Stored records:
* * * * * * * * *
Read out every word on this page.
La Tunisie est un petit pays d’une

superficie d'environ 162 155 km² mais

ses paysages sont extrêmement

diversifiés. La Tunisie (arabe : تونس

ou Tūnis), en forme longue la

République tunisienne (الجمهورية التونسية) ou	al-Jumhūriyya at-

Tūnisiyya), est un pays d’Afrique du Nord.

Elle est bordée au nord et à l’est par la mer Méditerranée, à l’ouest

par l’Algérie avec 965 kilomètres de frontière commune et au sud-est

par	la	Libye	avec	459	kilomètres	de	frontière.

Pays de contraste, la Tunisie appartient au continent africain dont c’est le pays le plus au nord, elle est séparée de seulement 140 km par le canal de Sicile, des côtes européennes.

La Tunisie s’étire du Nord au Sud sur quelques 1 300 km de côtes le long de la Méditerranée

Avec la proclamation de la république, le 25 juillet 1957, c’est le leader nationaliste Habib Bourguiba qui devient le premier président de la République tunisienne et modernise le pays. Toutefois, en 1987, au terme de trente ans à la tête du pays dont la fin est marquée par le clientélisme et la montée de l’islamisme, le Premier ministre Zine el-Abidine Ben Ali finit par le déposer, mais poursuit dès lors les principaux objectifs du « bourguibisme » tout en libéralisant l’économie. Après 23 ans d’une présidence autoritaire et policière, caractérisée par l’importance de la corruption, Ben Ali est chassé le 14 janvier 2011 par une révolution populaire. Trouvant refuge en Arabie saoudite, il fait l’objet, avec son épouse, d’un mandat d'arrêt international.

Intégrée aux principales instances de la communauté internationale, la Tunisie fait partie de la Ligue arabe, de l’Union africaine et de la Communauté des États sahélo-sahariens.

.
* * * * * * * * *
_GIVEN EXERCISE_: Please output the entire listing exactly as it stands.

_RESULT OF THIS EXERCISE_:
Read out every word on this page.
La Tunisie est un petit pays d’une

superficie d'environ 162 155 km² mais

ses paysages sont extrêmement

diversifiés. La Tunisie (arabe : تونس

ou Tūnis), en forme longue la

République tunisienne (الجمهورية التونسية) ou	al-Jumhūriyya at-

Tūnisiyya), est un pays d’Afrique du Nord.

Elle est bordée au nord et à l’est par la mer Méditerranée, à l’ouest

par l’Algérie avec 965 kilomètres de frontière commune et au sud-est

par	la	Libye	avec	459	kilomètres	de	frontière.

Pays de contraste, la Tunisie appartient au continent africain dont c’est le pays le plus au nord, elle est séparée de seulement 140 km par le canal de Sicile, des côtes européennes.

La Tunisie s’étire du Nord au Sud sur quelques 1 300 km de côtes le long de la Méditerranée

Avec la proclamation de la république, le 25 juillet 1957, c’est le leader nationaliste Habib Bourguiba qui devient le premier président de la République tunisienne et modernise le pays. Toutefois, en 1987, au terme de trente ans à la tête du pays dont la fin est marquée par le clientélisme et la montée de l’islamisme, le Premier ministre Zine el-Abidine Ben Ali finit par le déposer, mais poursuit dès lors les principaux objectifs du « bourguibisme » tout en libéralisant l’économie. Après 23 ans d’une présidence autoritaire et policière, caractérisée par l’importance de la corruption, Ben Ali est chassé le 14 janvier 2011 par une révolution populaire. Trouvant refuge en Arabie saoudite, il fait l’objet, avec son épouse, d’un mandat d'arrêt international.

Intégrée aux principales instances de la communauté internationale, la Tunisie fait partie de la Ligue arabe, de l’Union africaine et de la Communauté des États sahélo-sahariens.

.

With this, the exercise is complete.